--- Begin Supplied information ---
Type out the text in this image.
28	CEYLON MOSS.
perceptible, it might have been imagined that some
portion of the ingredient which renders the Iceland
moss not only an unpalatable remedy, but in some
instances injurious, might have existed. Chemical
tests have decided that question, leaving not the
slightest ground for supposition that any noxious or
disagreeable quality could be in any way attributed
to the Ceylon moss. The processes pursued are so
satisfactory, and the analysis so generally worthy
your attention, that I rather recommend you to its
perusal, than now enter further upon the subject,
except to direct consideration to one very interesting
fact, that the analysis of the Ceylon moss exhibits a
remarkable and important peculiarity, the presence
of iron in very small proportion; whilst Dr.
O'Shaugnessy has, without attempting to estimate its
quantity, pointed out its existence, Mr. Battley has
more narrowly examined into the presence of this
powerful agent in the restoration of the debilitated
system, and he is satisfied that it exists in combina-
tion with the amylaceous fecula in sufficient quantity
--- End Supplied information ---
--- Begin Supplied information ---
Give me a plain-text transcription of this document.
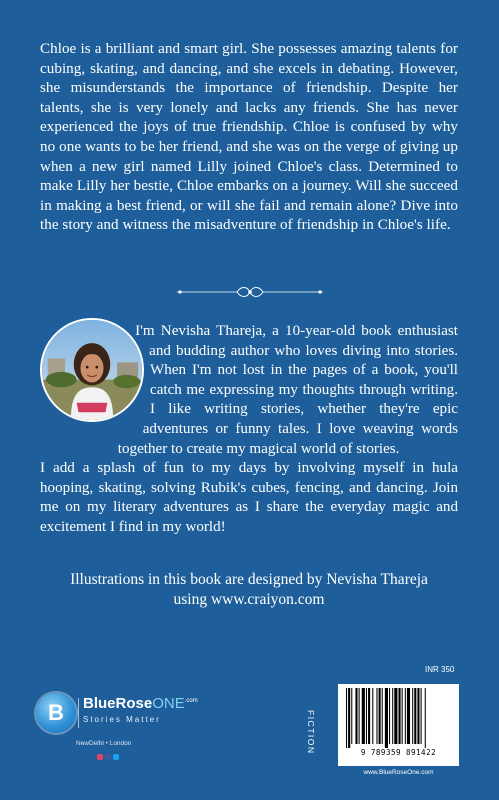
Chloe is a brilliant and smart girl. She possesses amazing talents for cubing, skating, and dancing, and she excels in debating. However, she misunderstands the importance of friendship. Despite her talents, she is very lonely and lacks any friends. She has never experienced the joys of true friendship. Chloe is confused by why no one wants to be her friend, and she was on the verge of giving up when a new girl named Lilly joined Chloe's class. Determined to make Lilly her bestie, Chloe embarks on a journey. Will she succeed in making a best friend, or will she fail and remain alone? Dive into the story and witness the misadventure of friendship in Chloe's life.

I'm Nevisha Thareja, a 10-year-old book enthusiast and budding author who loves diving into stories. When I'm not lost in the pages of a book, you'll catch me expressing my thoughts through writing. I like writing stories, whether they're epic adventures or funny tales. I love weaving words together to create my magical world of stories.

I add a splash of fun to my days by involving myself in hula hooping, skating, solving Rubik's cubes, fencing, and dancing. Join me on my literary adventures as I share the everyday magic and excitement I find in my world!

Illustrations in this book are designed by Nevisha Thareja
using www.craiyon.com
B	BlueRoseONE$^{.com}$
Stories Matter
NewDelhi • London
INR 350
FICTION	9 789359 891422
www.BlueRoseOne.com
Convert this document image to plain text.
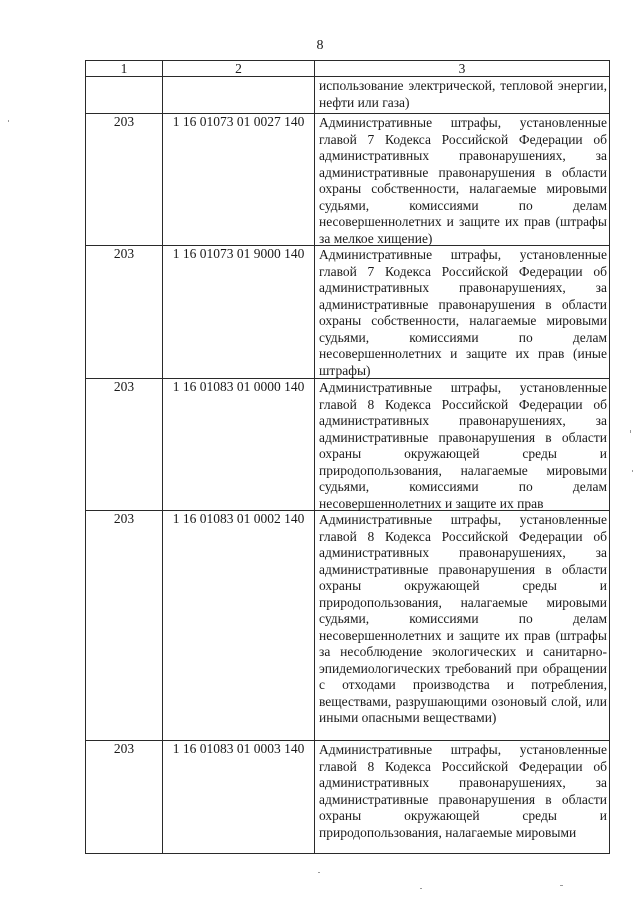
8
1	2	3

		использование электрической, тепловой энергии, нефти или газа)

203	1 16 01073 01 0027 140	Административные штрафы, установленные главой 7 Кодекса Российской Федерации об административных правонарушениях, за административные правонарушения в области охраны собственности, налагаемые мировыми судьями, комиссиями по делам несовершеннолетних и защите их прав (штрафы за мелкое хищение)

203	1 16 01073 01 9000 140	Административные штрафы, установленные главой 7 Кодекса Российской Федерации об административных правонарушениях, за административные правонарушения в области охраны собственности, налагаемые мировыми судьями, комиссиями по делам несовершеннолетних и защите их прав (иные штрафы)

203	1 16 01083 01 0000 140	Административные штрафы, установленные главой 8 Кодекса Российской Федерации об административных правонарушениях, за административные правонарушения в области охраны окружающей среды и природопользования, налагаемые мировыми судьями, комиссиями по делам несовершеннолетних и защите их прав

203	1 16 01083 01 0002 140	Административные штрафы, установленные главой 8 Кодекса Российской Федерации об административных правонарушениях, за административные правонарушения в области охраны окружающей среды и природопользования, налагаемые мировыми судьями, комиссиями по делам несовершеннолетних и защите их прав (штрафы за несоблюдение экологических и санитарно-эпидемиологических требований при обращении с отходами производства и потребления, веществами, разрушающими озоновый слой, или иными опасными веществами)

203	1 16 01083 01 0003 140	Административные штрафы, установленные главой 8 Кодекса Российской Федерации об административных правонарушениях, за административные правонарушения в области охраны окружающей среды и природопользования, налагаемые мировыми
--- End Supplied information ---
** Directions **
Report all lines of the data that include the word "might".

** The reply **
perceptible, it might have been imagined that some
instances injurious, might have existed. Chemical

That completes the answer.